* _Problem description_:
All lines in the data bearing the string "Back" should be identified and copied.
┌──
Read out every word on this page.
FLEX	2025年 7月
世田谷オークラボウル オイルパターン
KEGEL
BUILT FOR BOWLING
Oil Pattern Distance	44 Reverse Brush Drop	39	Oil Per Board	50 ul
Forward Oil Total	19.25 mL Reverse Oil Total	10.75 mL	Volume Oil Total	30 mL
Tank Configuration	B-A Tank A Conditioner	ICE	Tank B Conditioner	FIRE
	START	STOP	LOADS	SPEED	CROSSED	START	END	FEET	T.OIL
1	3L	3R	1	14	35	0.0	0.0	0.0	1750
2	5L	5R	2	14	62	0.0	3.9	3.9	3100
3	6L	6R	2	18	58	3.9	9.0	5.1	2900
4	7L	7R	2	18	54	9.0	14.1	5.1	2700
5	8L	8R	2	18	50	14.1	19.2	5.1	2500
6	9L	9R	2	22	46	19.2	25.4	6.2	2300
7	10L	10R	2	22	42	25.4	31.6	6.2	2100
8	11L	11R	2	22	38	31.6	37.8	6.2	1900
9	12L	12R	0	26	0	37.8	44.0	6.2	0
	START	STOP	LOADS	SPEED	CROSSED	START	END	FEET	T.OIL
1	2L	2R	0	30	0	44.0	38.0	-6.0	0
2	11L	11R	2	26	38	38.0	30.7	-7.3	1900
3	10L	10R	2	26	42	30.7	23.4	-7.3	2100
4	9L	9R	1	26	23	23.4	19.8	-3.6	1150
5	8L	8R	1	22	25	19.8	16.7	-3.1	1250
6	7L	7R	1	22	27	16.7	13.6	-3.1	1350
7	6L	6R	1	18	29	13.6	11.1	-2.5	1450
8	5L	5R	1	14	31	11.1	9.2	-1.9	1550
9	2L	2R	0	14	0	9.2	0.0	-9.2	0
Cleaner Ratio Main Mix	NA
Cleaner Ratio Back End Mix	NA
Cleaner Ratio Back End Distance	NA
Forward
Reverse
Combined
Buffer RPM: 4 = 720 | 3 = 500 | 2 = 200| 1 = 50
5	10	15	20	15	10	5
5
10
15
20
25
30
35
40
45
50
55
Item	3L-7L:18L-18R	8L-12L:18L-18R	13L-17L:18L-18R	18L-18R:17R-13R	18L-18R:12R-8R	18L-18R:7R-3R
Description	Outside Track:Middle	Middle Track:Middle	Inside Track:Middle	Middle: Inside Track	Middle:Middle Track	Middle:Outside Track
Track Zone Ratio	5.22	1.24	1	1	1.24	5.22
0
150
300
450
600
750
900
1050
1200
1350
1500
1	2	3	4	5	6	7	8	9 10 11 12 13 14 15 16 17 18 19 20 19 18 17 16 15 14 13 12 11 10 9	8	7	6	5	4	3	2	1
└──
* _Task solution_:
Cleaner Ratio Back End Mix	NA
Cleaner Ratio Back End Distance	NA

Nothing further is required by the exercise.